╭─ Raw records
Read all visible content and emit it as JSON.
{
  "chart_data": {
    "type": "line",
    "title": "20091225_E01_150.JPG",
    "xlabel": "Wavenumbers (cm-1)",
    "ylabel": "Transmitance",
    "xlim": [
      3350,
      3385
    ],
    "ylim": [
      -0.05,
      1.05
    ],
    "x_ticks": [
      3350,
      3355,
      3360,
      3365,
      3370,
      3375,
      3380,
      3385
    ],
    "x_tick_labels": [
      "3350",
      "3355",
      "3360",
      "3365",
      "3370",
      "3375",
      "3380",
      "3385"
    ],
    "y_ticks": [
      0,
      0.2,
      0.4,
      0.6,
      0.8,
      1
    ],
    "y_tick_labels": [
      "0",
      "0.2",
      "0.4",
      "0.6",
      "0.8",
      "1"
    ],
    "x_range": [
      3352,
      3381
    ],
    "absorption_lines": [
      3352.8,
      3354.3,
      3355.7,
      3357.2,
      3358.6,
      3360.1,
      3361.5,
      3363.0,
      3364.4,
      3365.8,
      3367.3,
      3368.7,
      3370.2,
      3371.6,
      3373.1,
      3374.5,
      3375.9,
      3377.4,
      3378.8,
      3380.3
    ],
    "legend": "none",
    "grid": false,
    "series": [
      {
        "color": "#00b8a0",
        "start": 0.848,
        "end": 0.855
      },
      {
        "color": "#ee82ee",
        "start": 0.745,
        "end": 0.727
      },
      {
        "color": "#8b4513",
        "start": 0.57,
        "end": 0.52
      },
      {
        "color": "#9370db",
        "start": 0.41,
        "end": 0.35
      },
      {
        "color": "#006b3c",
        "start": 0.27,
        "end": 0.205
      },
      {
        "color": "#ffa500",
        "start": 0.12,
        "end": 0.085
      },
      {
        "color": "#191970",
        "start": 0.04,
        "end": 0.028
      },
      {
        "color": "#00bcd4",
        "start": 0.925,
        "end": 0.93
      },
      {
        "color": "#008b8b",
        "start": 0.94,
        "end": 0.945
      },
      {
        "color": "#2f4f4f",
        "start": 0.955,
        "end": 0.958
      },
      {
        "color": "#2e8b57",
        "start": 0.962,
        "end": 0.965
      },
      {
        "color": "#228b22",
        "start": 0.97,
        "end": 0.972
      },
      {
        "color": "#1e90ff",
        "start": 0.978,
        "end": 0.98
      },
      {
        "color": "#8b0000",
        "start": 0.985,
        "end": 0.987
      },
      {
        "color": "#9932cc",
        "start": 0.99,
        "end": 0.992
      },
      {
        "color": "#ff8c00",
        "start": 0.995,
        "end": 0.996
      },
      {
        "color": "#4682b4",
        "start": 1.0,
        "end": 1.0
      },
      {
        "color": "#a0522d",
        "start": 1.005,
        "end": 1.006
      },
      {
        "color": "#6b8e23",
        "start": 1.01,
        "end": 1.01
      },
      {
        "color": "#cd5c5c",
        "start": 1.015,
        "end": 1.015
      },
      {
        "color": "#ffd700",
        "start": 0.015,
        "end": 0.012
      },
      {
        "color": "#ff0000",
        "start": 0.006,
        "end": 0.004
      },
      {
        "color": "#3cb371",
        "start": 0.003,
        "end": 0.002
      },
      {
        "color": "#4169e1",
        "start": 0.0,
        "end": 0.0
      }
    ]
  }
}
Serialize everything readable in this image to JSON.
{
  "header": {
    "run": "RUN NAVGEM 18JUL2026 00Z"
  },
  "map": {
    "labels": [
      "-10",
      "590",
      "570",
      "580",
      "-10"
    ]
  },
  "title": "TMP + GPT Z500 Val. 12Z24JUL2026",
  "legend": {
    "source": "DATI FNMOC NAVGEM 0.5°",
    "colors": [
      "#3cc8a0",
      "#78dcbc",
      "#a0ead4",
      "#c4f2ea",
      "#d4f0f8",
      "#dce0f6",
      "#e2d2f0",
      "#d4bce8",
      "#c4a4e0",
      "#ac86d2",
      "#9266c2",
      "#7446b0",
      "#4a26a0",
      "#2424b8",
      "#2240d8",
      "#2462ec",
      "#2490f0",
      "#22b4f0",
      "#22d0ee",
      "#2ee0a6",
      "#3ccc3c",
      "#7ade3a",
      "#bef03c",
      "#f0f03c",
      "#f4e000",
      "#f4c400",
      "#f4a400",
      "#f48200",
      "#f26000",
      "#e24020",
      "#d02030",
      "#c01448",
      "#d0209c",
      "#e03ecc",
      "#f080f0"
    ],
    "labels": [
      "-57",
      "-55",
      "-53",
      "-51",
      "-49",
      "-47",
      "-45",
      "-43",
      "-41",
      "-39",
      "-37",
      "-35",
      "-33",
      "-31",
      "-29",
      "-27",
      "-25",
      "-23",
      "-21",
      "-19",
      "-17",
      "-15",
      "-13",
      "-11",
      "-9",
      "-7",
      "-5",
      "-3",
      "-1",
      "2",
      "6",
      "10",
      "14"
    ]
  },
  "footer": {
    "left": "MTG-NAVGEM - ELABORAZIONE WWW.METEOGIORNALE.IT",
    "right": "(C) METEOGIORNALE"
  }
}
╰─
### Given request
Your task is to transcribe the listing above in full, exactly as given.

### Answer in full
Read all visible content and emit it as JSON.
{
  "chart_data": {
    "type": "line",
    "title": "20091225_E01_150.JPG",
    "xlabel": "Wavenumbers (cm-1)",
    "ylabel": "Transmitance",
    "xlim": [
      3350,
      3385
    ],
    "ylim": [
      -0.05,
      1.05
    ],
    "x_ticks": [
      3350,
      3355,
      3360,
      3365,
      3370,
      3375,
      3380,
      3385
    ],
    "x_tick_labels": [
      "3350",
      "3355",
      "3360",
      "3365",
      "3370",
      "3375",
      "3380",
      "3385"
    ],
    "y_ticks": [
      0,
      0.2,
      0.4,
      0.6,
      0.8,
      1
    ],
    "y_tick_labels": [
      "0",
      "0.2",
      "0.4",
      "0.6",
      "0.8",
      "1"
    ],
    "x_range": [
      3352,
      3381
    ],
    "absorption_lines": [
      3352.8,
      3354.3,
      3355.7,
      3357.2,
      3358.6,
      3360.1,
      3361.5,
      3363.0,
      3364.4,
      3365.8,
      3367.3,
      3368.7,
      3370.2,
      3371.6,
      3373.1,
      3374.5,
      3375.9,
      3377.4,
      3378.8,
      3380.3
    ],
    "legend": "none",
    "grid": false,
    "series": [
      {
        "color": "#00b8a0",
        "start": 0.848,
        "end": 0.855
      },
      {
        "color": "#ee82ee",
        "start": 0.745,
        "end": 0.727
      },
      {
        "color": "#8b4513",
        "start": 0.57,
        "end": 0.52
      },
      {
        "color": "#9370db",
        "start": 0.41,
        "end": 0.35
      },
      {
        "color": "#006b3c",
        "start": 0.27,
        "end": 0.205
      },
      {
        "color": "#ffa500",
        "start": 0.12,
        "end": 0.085
      },
      {
        "color": "#191970",
        "start": 0.04,
        "end": 0.028
      },
      {
        "color": "#00bcd4",
        "start": 0.925,
        "end": 0.93
      },
      {
        "color": "#008b8b",
        "start": 0.94,
        "end": 0.945
      },
      {
        "color": "#2f4f4f",
        "start": 0.955,
        "end": 0.958
      },
      {
        "color": "#2e8b57",
        "start": 0.962,
        "end": 0.965
      },
      {
        "color": "#228b22",
        "start": 0.97,
        "end": 0.972
      },
      {
        "color": "#1e90ff",
        "start": 0.978,
        "end": 0.98
      },
      {
        "color": "#8b0000",
        "start": 0.985,
        "end": 0.987
      },
      {
        "color": "#9932cc",
        "start": 0.99,
        "end": 0.992
      },
      {
        "color": "#ff8c00",
        "start": 0.995,
        "end": 0.996
      },
      {
        "color": "#4682b4",
        "start": 1.0,
        "end": 1.0
      },
      {
        "color": "#a0522d",
        "start": 1.005,
        "end": 1.006
      },
      {
        "color": "#6b8e23",
        "start": 1.01,
        "end": 1.01
      },
      {
        "color": "#cd5c5c",
        "start": 1.015,
        "end": 1.015
      },
      {
        "color": "#ffd700",
        "start": 0.015,
        "end": 0.012
      },
      {
        "color": "#ff0000",
        "start": 0.006,
        "end": 0.004
      },
      {
        "color": "#3cb371",
        "start": 0.003,
        "end": 0.002
      },
      {
        "color": "#4169e1",
        "start": 0.0,
        "end": 0.0
      }
    ]
  }
}
Serialize everything readable in this image to JSON.
{
  "header": {
    "run": "RUN NAVGEM 18JUL2026 00Z"
  },
  "map": {
    "labels": [
      "-10",
      "590",
      "570",
      "580",
      "-10"
    ]
  },
  "title": "TMP + GPT Z500 Val. 12Z24JUL2026",
  "legend": {
    "source": "DATI FNMOC NAVGEM 0.5°",
    "colors": [
      "#3cc8a0",
      "#78dcbc",
      "#a0ead4",
      "#c4f2ea",
      "#d4f0f8",
      "#dce0f6",
      "#e2d2f0",
      "#d4bce8",
      "#c4a4e0",
      "#ac86d2",
      "#9266c2",
      "#7446b0",
      "#4a26a0",
      "#2424b8",
      "#2240d8",
      "#2462ec",
      "#2490f0",
      "#22b4f0",
      "#22d0ee",
      "#2ee0a6",
      "#3ccc3c",
      "#7ade3a",
      "#bef03c",
      "#f0f03c",
      "#f4e000",
      "#f4c400",
      "#f4a400",
      "#f48200",
      "#f26000",
      "#e24020",
      "#d02030",
      "#c01448",
      "#d0209c",
      "#e03ecc",
      "#f080f0"
    ],
    "labels": [
      "-57",
      "-55",
      "-53",
      "-51",
      "-49",
      "-47",
      "-45",
      "-43",
      "-41",
      "-39",
      "-37",
      "-35",
      "-33",
      "-31",
      "-29",
      "-27",
      "-25",
      "-23",
      "-21",
      "-19",
      "-17",
      "-15",
      "-13",
      "-11",
      "-9",
      "-7",
      "-5",
      "-3",
      "-1",
      "2",
      "6",
      "10",
      "14"
    ]
  },
  "footer": {
    "left": "MTG-NAVGEM - ELABORAZIONE WWW.METEOGIORNALE.IT",
    "right": "(C) METEOGIORNALE"
  }
}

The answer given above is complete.